■ Information shown:
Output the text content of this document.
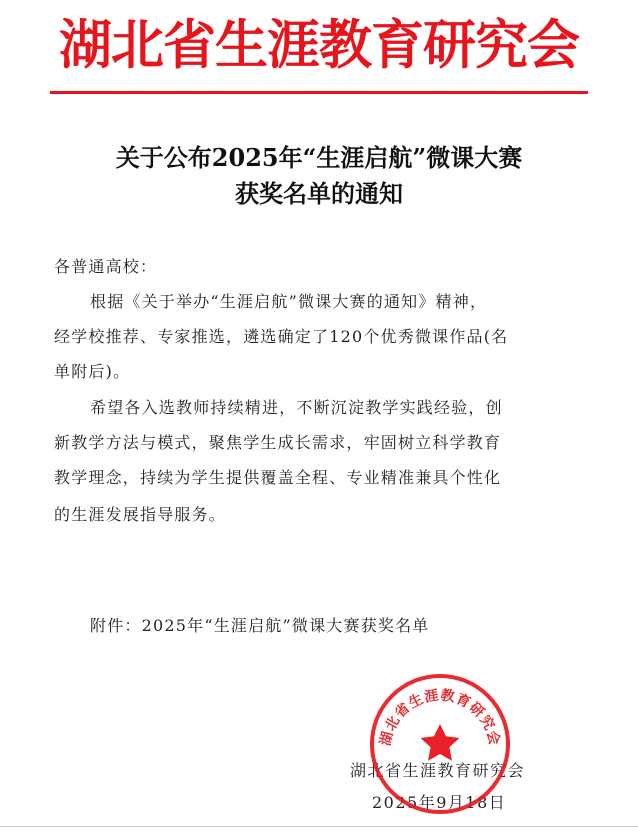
湖北省生涯教育研究会
关于公布2025年“生涯启航”微课大赛
获奖名单的通知
各普通高校：
根据《关于举办“生涯启航”微课大赛的通知》精神，
经学校推荐、专家推选，遴选确定了120个优秀微课作品(名
单附后)。
希望各入选教师持续精进，不断沉淀教学实践经验，创
新教学方法与模式，聚焦学生成长需求，牢固树立科学教育
教学理念，持续为学生提供覆盖全程、专业精准兼具个性化
的生涯发展指导服务。
附件：2025年“生涯启航”微课大赛获奖名单
湖北省生涯教育研究会
2025年9月18日
湖北省生涯教育研究会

■ Exercise details: Copy out each line word for word, please, skipping the images.

■ Task result:
Output the text content of this document.
湖北省生涯教育研究会
关于公布2025年“生涯启航”微课大赛
获奖名单的通知
各普通高校：
根据《关于举办“生涯启航”微课大赛的通知》精神，
经学校推荐、专家推选，遴选确定了120个优秀微课作品(名
单附后)。
希望各入选教师持续精进，不断沉淀教学实践经验，创
新教学方法与模式，聚焦学生成长需求，牢固树立科学教育
教学理念，持续为学生提供覆盖全程、专业精准兼具个性化
的生涯发展指导服务。
附件：2025年“生涯启航”微课大赛获奖名单
湖北省生涯教育研究会
2025年9月18日
湖北省生涯教育研究会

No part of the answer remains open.